> _SET PROBLEM_
Pictures do not belong in the copy; quote every entry below exactly.

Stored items
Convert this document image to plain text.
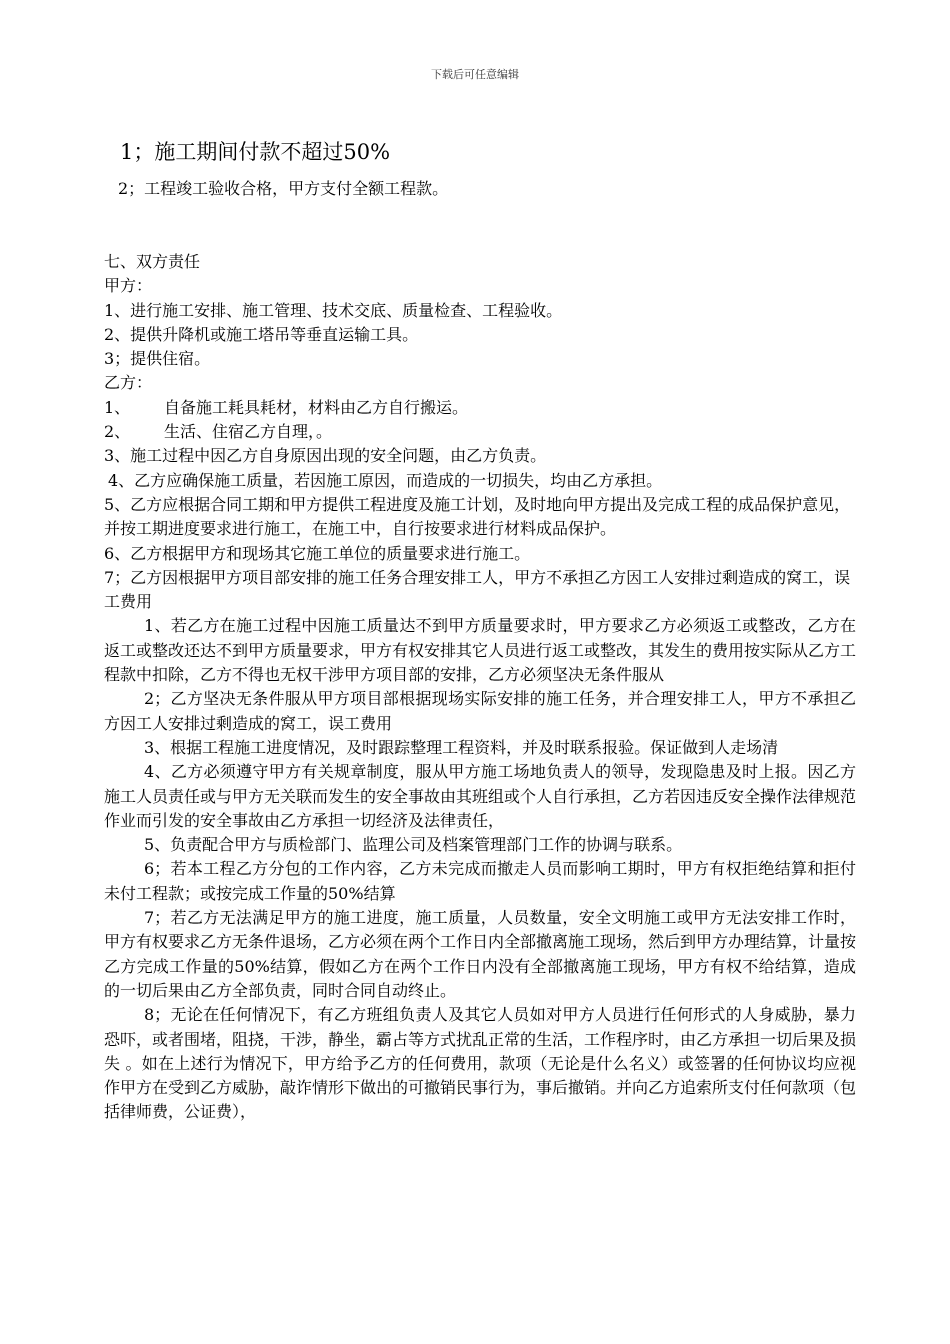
下载后可任意编辑
1；施工期间付款不超过50%
2；工程竣工验收合格，甲方支付全额工程款。

七、双方责任

甲方：

1、进行施工安排、施工管理、技术交底、质量检查、工程验收。

2、提供升降机或施工塔吊等垂直运输工具。

3；提供住宿。

乙方：

1、 自备施工耗具耗材，材料由乙方自行搬运。

2、 生活、住宿乙方自理，。

3、施工过程中因乙方自身原因出现的安全问题，由乙方负责。

4、乙方应确保施工质量，若因施工原因，而造成的一切损失，均由乙方承担。

5、乙方应根据合同工期和甲方提供工程进度及施工计划，及时地向甲方提出及完成工程的成品保护意见，并按工期进度要求进行施工，在施工中，自行按要求进行材料成品保护。

6、乙方根据甲方和现场其它施工单位的质量要求进行施工。

7；乙方因根据甲方项目部安排的施工任务合理安排工人，甲方不承担乙方因工人安排过剩造成的窝工，误工费用

1、若乙方在施工过程中因施工质量达不到甲方质量要求时，甲方要求乙方必须返工或整改，乙方在返工或整改还达不到甲方质量要求，甲方有权安排其它人员进行返工或整改，其发生的费用按实际从乙方工程款中扣除，乙方不得也无权干涉甲方项目部的安排，乙方必须坚决无条件服从

2；乙方坚决无条件服从甲方项目部根据现场实际安排的施工任务，并合理安排工人，甲方不承担乙方因工人安排过剩造成的窝工，误工费用

3、根据工程施工进度情况，及时跟踪整理工程资料，并及时联系报验。保证做到人走场清

4、乙方必须遵守甲方有关规章制度，服从甲方施工场地负责人的领导，发现隐患及时上报。因乙方施工人员责任或与甲方无关联而发生的安全事故由其班组或个人自行承担，乙方若因违反安全操作法律规范作业而引发的安全事故由乙方承担一切经济及法律责任，

5、负责配合甲方与质检部门、监理公司及档案管理部门工作的协调与联系。

6；若本工程乙方分包的工作内容，乙方未完成而撤走人员而影响工期时，甲方有权拒绝结算和拒付未付工程款；或按完成工作量的50%结算

7；若乙方无法满足甲方的施工进度，施工质量，人员数量，安全文明施工或甲方无法安排工作时，甲方有权要求乙方无条件退场，乙方必须在两个工作日内全部撤离施工现场，然后到甲方办理结算，计量按乙方完成工作量的50%结算，假如乙方在两个工作日内没有全部撤离施工现场，甲方有权不给结算，造成的一切后果由乙方全部负责，同时合同自动终止。

8；无论在任何情况下，有乙方班组负责人及其它人员如对甲方人员进行任何形式的人身威胁，暴力恐吓，或者围堵，阻挠，干涉，静坐，霸占等方式扰乱正常的生活，工作程序时，由乙方承担一切后果及损失 。如在上述行为情况下，甲方给予乙方的任何费用，款项（无论是什么名义）或签署的任何协议均应视作甲方在受到乙方威胁，敲诈情形下做出的可撤销民事行为，事后撤销。并向乙方追索所支付任何款项（包括律师费，公证费），
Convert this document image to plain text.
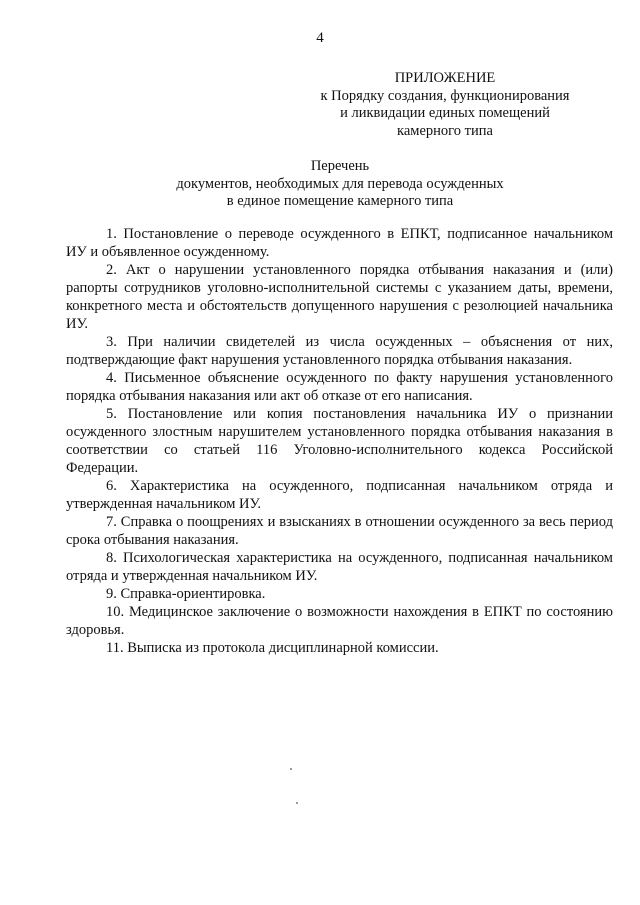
4
ПРИЛОЖЕНИЕ
к Порядку создания, функционирования
и ликвидации единых помещений
камерного типа
Перечень
документов, необходимых для перевода осужденных
в единое помещение камерного типа

1. Постановление о переводе осужденного в ЕПКТ, подписанное начальником ИУ и объявленное осужденному.

2. Акт о нарушении установленного порядка отбывания наказания и (или) рапорты сотрудников уголовно-исполнительной системы с указанием даты, времени, конкретного места и обстоятельств допущенного нарушения с резолюцией начальника ИУ.

3. При наличии свидетелей из числа осужденных – объяснения от них, подтверждающие факт нарушения установленного порядка отбывания наказания.

4. Письменное объяснение осужденного по факту нарушения установленного порядка отбывания наказания или акт об отказе от его написания.

5. Постановление или копия постановления начальника ИУ о признании осужденного злостным нарушителем установленного порядка отбывания наказания в соответствии со статьей 116 Уголовно-исполнительного кодекса Российской Федерации.

6. Характеристика на осужденного, подписанная начальником отряда и утвержденная начальником ИУ.

7. Справка о поощрениях и взысканиях в отношении осужденного за весь период срока отбывания наказания.

8. Психологическая характеристика на осужденного, подписанная начальником отряда и утвержденная начальником ИУ.

9. Справка-ориентировка.

10. Медицинское заключение о возможности нахождения в ЕПКТ по состоянию здоровья.

11. Выписка из протокола дисциплинарной комиссии.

> _FULL OUTPUT_
Convert this document image to plain text.
下载后可任意编辑
1；施工期间付款不超过50%
2；工程竣工验收合格，甲方支付全额工程款。

七、双方责任

甲方：

1、进行施工安排、施工管理、技术交底、质量检查、工程验收。

2、提供升降机或施工塔吊等垂直运输工具。

3；提供住宿。

乙方：

1、 自备施工耗具耗材，材料由乙方自行搬运。

2、 生活、住宿乙方自理，。

3、施工过程中因乙方自身原因出现的安全问题，由乙方负责。

4、乙方应确保施工质量，若因施工原因，而造成的一切损失，均由乙方承担。

5、乙方应根据合同工期和甲方提供工程进度及施工计划，及时地向甲方提出及完成工程的成品保护意见，并按工期进度要求进行施工，在施工中，自行按要求进行材料成品保护。

6、乙方根据甲方和现场其它施工单位的质量要求进行施工。

7；乙方因根据甲方项目部安排的施工任务合理安排工人，甲方不承担乙方因工人安排过剩造成的窝工，误工费用

1、若乙方在施工过程中因施工质量达不到甲方质量要求时，甲方要求乙方必须返工或整改，乙方在返工或整改还达不到甲方质量要求，甲方有权安排其它人员进行返工或整改，其发生的费用按实际从乙方工程款中扣除，乙方不得也无权干涉甲方项目部的安排，乙方必须坚决无条件服从

2；乙方坚决无条件服从甲方项目部根据现场实际安排的施工任务，并合理安排工人，甲方不承担乙方因工人安排过剩造成的窝工，误工费用

3、根据工程施工进度情况，及时跟踪整理工程资料，并及时联系报验。保证做到人走场清

4、乙方必须遵守甲方有关规章制度，服从甲方施工场地负责人的领导，发现隐患及时上报。因乙方施工人员责任或与甲方无关联而发生的安全事故由其班组或个人自行承担，乙方若因违反安全操作法律规范作业而引发的安全事故由乙方承担一切经济及法律责任，

5、负责配合甲方与质检部门、监理公司及档案管理部门工作的协调与联系。

6；若本工程乙方分包的工作内容，乙方未完成而撤走人员而影响工期时，甲方有权拒绝结算和拒付未付工程款；或按完成工作量的50%结算

7；若乙方无法满足甲方的施工进度，施工质量，人员数量，安全文明施工或甲方无法安排工作时，甲方有权要求乙方无条件退场，乙方必须在两个工作日内全部撤离施工现场，然后到甲方办理结算，计量按乙方完成工作量的50%结算，假如乙方在两个工作日内没有全部撤离施工现场，甲方有权不给结算，造成的一切后果由乙方全部负责，同时合同自动终止。

8；无论在任何情况下，有乙方班组负责人及其它人员如对甲方人员进行任何形式的人身威胁，暴力恐吓，或者围堵，阻挠，干涉，静坐，霸占等方式扰乱正常的生活，工作程序时，由乙方承担一切后果及损失 。如在上述行为情况下，甲方给予乙方的任何费用，款项（无论是什么名义）或签署的任何协议均应视作甲方在受到乙方威胁，敲诈情形下做出的可撤销民事行为，事后撤销。并向乙方追索所支付任何款项（包括律师费，公证费），
Convert this document image to plain text.
4
ПРИЛОЖЕНИЕ
к Порядку создания, функционирования
и ликвидации единых помещений
камерного типа
Перечень
документов, необходимых для перевода осужденных
в единое помещение камерного типа

1. Постановление о переводе осужденного в ЕПКТ, подписанное начальником ИУ и объявленное осужденному.

2. Акт о нарушении установленного порядка отбывания наказания и (или) рапорты сотрудников уголовно-исполнительной системы с указанием даты, времени, конкретного места и обстоятельств допущенного нарушения с резолюцией начальника ИУ.

3. При наличии свидетелей из числа осужденных – объяснения от них, подтверждающие факт нарушения установленного порядка отбывания наказания.

4. Письменное объяснение осужденного по факту нарушения установленного порядка отбывания наказания или акт об отказе от его написания.

5. Постановление или копия постановления начальника ИУ о признании осужденного злостным нарушителем установленного порядка отбывания наказания в соответствии со статьей 116 Уголовно-исполнительного кодекса Российской Федерации.

6. Характеристика на осужденного, подписанная начальником отряда и утвержденная начальником ИУ.

7. Справка о поощрениях и взысканиях в отношении осужденного за весь период срока отбывания наказания.

8. Психологическая характеристика на осужденного, подписанная начальником отряда и утвержденная начальником ИУ.

9. Справка-ориентировка.

10. Медицинское заключение о возможности нахождения в ЕПКТ по состоянию здоровья.

11. Выписка из протокола дисциплинарной комиссии.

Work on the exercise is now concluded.